Start RECORDS

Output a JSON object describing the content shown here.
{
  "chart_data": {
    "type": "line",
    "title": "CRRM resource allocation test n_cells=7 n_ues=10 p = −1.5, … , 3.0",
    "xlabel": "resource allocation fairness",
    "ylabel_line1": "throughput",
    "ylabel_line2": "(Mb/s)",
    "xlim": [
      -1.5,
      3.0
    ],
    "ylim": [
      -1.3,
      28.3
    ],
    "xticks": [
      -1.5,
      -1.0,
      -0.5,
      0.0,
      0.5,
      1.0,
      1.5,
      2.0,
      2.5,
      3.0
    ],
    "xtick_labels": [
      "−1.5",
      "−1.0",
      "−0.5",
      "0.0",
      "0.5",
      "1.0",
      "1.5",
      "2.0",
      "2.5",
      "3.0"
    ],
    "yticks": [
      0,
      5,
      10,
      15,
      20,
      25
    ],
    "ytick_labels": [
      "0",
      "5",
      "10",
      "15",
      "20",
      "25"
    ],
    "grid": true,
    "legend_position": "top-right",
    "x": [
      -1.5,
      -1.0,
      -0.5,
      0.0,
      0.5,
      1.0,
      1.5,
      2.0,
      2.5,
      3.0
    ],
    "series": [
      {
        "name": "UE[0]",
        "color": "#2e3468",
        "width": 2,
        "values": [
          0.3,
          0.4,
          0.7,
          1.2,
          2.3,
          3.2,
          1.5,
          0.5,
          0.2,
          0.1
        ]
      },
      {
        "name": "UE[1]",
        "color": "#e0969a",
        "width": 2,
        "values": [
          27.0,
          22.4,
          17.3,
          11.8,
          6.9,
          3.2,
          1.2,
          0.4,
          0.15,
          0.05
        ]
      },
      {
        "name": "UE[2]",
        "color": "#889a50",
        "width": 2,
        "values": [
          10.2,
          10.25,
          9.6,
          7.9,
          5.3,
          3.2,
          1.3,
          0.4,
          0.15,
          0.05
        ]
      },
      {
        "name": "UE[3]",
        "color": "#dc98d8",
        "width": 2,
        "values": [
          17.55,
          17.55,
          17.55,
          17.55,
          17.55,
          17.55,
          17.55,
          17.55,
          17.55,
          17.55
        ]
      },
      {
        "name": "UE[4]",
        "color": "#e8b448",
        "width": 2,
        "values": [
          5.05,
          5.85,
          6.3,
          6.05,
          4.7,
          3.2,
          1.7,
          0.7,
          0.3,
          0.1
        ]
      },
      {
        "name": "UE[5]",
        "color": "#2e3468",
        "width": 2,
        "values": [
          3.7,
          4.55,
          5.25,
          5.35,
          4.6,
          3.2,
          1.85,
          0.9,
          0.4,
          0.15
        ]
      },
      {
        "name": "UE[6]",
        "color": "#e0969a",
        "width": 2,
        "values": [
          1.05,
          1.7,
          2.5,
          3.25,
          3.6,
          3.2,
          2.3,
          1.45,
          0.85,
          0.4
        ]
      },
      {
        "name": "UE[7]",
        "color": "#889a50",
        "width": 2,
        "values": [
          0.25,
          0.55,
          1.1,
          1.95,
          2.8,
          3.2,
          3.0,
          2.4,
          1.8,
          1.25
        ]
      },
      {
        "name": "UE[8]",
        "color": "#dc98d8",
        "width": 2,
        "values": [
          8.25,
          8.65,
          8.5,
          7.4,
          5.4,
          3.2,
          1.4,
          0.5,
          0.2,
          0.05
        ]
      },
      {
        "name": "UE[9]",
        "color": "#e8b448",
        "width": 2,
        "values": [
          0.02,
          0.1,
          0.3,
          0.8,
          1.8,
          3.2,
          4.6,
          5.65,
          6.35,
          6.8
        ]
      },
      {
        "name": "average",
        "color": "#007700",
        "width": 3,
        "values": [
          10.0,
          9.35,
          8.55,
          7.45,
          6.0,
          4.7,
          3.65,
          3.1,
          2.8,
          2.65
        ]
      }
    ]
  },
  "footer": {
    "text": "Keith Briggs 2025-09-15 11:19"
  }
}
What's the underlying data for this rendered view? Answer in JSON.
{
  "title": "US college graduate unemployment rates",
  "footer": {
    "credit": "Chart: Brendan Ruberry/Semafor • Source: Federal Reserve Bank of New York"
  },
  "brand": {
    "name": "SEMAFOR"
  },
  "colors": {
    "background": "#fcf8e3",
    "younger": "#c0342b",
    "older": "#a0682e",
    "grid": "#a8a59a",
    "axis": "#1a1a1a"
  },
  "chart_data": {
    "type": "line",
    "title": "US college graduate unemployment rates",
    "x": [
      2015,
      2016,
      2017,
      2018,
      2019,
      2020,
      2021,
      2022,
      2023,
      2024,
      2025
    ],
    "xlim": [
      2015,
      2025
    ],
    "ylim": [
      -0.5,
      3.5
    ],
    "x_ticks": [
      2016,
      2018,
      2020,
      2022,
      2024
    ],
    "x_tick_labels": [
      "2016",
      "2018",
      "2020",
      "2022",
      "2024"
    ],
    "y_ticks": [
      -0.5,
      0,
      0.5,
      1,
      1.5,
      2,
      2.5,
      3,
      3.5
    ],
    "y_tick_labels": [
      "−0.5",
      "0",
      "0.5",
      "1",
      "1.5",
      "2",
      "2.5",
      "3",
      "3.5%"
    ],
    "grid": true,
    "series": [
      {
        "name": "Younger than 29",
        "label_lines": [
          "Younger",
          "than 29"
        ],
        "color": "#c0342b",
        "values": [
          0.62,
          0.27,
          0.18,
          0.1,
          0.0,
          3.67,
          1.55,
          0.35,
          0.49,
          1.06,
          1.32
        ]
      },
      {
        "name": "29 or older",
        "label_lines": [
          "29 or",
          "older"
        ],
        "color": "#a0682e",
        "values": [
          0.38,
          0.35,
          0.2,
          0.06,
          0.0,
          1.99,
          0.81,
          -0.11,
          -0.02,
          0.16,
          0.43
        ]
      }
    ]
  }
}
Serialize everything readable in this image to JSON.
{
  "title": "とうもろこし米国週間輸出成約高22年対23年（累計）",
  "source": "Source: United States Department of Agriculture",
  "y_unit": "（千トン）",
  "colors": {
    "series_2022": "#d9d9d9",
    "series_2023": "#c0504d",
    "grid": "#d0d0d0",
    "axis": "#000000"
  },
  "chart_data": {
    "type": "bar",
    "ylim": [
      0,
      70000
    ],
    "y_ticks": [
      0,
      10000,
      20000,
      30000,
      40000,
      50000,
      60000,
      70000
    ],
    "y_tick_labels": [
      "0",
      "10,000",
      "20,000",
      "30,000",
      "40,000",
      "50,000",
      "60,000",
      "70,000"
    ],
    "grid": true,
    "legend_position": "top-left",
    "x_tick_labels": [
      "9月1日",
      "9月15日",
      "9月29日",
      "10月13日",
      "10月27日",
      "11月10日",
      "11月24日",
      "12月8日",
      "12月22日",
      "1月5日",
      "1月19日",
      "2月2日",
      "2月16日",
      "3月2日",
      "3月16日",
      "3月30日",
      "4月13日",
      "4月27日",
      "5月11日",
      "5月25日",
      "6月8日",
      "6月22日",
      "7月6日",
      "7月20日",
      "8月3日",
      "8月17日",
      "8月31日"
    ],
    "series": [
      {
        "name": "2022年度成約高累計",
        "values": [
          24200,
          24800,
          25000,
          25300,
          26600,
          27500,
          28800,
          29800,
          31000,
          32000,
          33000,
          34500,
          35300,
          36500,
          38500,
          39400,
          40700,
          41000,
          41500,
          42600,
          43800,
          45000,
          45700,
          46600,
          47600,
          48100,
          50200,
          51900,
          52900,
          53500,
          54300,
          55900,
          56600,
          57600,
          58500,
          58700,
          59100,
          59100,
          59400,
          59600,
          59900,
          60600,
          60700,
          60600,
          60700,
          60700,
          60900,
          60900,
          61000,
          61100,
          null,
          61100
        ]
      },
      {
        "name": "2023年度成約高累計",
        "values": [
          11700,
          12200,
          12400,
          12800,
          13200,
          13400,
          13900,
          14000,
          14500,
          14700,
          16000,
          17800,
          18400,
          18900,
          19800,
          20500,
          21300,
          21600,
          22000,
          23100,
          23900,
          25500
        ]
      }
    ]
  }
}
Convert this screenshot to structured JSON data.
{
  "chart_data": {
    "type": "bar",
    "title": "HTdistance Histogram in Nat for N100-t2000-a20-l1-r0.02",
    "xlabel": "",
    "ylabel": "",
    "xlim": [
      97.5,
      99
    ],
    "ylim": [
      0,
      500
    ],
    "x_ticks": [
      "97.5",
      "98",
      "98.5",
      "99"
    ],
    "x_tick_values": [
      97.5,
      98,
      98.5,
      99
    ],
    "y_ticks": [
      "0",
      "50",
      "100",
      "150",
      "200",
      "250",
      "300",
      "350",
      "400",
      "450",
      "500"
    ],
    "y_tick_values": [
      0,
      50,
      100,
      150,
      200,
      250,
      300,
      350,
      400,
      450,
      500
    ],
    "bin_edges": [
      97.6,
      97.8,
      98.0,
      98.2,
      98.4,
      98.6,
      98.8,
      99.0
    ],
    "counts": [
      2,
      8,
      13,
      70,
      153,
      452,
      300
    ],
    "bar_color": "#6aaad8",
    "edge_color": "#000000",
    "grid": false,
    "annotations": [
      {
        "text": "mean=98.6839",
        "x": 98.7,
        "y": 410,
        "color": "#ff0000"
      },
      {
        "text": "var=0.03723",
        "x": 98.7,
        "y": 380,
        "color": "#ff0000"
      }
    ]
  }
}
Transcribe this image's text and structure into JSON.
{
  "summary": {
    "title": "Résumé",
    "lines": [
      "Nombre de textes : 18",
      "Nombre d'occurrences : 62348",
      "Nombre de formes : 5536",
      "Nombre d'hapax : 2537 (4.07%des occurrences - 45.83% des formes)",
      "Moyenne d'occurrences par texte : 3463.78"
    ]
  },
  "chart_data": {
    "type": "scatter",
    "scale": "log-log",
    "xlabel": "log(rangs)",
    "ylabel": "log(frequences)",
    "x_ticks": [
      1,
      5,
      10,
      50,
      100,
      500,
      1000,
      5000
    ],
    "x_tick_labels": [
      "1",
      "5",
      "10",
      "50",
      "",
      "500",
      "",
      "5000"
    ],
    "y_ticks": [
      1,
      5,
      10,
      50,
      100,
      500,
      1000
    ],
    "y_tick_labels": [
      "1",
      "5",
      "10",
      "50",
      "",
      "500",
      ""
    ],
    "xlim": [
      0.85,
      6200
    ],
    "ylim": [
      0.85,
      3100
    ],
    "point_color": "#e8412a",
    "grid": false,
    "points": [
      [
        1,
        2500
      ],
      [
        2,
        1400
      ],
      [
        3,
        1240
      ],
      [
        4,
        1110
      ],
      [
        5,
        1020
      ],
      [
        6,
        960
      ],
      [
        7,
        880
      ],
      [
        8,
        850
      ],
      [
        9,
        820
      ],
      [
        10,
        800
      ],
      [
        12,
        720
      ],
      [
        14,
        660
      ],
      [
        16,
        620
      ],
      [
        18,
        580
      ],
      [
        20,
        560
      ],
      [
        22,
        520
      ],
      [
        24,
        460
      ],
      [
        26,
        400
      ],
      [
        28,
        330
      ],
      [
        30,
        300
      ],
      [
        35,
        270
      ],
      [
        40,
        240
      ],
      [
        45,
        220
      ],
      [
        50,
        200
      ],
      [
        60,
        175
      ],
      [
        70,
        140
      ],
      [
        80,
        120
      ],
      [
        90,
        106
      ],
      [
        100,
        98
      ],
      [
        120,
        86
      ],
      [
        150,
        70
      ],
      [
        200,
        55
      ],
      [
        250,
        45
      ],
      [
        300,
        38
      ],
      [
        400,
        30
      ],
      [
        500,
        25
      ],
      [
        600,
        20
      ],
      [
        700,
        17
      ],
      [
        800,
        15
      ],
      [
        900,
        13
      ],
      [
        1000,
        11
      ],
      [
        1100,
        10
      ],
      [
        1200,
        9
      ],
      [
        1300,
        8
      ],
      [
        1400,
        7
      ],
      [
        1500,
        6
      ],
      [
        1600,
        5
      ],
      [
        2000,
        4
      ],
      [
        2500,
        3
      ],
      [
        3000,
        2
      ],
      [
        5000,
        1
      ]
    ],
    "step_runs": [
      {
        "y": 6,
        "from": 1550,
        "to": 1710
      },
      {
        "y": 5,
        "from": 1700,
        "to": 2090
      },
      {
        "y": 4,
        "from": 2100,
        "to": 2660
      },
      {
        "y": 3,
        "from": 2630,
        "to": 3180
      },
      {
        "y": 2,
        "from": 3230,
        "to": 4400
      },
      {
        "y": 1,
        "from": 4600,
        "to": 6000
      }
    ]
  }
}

End RECORDS

§ STATED PROBLEM: Pick out the lines above that hold the string "this" and show them.

§ TASK SOLUTION:
What's the underlying data for this rendered view? Answer in JSON.
Serialize everything readable in this image to JSON.
Convert this screenshot to structured JSON data.
Transcribe this image's text and structure into JSON.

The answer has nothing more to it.